→ **Aim of the task**: Locate each line containing the string "Force" and copy it out.

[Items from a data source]
==================================================

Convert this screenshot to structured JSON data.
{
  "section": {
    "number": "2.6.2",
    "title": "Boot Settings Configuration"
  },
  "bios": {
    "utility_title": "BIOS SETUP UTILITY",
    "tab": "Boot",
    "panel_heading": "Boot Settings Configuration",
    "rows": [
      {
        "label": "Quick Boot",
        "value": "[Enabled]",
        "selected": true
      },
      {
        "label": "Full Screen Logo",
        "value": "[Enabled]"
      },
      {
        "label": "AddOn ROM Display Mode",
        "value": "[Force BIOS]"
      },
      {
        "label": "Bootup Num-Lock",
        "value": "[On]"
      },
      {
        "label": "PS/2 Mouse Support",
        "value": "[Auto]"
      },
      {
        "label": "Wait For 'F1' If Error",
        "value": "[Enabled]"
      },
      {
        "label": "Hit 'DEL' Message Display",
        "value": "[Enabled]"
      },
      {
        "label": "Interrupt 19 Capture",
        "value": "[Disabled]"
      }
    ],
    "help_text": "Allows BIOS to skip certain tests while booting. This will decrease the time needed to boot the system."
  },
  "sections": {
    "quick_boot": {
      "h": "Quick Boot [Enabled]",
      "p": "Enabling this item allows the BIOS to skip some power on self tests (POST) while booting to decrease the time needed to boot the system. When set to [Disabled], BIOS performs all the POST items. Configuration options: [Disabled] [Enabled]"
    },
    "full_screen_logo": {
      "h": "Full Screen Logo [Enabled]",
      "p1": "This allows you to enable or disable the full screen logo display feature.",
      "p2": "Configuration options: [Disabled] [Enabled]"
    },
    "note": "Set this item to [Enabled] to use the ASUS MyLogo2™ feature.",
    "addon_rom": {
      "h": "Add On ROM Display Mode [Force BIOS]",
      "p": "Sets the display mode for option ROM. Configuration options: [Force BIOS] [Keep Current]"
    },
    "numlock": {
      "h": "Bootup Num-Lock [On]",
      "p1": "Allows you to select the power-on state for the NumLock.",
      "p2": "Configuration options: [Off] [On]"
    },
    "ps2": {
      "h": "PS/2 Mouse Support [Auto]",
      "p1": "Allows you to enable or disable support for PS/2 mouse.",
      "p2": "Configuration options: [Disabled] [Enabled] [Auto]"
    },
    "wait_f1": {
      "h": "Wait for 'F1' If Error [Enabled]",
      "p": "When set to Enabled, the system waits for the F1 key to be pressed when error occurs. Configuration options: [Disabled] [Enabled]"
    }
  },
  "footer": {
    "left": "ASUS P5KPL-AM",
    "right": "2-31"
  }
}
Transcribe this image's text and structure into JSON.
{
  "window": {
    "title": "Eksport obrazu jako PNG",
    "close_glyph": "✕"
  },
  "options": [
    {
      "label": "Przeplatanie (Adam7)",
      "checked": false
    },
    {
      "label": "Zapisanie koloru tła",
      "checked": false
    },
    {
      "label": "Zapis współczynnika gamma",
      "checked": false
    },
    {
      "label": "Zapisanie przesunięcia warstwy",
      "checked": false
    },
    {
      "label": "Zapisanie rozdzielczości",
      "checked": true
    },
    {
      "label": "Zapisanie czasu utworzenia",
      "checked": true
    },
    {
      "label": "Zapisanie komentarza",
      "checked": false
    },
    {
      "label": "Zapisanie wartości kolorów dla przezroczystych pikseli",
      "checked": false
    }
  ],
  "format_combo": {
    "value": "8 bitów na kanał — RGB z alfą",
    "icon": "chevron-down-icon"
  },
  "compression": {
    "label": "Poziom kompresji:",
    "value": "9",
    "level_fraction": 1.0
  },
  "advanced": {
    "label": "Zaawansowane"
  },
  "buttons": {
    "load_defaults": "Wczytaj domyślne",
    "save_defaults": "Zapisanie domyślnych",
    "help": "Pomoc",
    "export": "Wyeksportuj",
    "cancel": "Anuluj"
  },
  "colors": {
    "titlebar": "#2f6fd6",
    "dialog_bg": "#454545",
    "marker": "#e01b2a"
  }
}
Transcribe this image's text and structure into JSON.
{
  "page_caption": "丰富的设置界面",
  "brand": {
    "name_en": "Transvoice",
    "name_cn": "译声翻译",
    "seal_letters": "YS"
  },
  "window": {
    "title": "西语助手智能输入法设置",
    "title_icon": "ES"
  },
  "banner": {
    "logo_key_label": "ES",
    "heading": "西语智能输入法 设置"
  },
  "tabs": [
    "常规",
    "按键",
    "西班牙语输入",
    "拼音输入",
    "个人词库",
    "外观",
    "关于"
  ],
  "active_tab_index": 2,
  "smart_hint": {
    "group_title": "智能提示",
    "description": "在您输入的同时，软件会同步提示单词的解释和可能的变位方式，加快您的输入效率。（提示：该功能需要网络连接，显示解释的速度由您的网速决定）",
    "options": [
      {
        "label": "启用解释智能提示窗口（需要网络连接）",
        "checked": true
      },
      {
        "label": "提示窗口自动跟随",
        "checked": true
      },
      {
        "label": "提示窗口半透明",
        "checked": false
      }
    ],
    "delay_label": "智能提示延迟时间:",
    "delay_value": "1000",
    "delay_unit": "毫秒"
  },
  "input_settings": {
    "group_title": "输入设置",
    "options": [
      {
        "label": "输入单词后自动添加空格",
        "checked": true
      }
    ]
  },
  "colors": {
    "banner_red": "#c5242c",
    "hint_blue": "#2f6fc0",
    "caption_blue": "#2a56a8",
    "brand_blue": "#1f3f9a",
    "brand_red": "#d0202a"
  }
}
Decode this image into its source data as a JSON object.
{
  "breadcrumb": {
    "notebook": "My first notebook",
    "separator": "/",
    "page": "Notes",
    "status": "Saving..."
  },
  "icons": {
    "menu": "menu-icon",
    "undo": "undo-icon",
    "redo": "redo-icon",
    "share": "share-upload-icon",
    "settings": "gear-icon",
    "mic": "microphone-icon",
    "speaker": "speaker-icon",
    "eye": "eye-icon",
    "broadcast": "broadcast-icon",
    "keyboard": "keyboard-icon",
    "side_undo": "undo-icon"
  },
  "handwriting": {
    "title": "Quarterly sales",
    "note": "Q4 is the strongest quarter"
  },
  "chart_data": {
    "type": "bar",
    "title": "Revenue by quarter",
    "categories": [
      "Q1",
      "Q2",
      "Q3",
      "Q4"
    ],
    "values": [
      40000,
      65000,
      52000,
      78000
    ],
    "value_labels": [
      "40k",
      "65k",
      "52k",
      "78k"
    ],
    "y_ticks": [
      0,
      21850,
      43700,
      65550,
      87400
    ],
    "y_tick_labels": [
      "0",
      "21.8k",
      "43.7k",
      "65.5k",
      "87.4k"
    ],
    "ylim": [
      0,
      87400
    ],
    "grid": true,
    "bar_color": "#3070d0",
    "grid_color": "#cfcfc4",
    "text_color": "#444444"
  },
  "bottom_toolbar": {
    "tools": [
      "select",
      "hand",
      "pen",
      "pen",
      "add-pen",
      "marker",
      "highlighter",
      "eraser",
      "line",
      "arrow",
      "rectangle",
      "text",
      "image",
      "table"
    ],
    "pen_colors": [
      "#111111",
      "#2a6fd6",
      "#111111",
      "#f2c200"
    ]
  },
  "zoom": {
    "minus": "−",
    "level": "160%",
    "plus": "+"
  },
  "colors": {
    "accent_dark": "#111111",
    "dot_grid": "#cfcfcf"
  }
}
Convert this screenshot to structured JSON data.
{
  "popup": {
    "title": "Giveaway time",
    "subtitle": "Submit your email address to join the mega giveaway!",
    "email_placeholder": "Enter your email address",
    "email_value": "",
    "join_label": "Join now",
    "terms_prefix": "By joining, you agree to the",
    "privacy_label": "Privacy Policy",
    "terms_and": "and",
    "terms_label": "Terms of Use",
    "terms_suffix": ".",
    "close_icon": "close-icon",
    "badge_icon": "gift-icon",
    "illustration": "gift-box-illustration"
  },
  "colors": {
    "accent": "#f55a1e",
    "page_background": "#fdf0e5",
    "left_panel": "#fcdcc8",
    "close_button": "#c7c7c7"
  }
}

==================================================

→ **Expected answer**:
        "value": "[Force BIOS]"
      "h": "Add On ROM Display Mode [Force BIOS]",
      "p": "Sets the display mode for option ROM. Configuration options: [Force BIOS] [Keep Current]"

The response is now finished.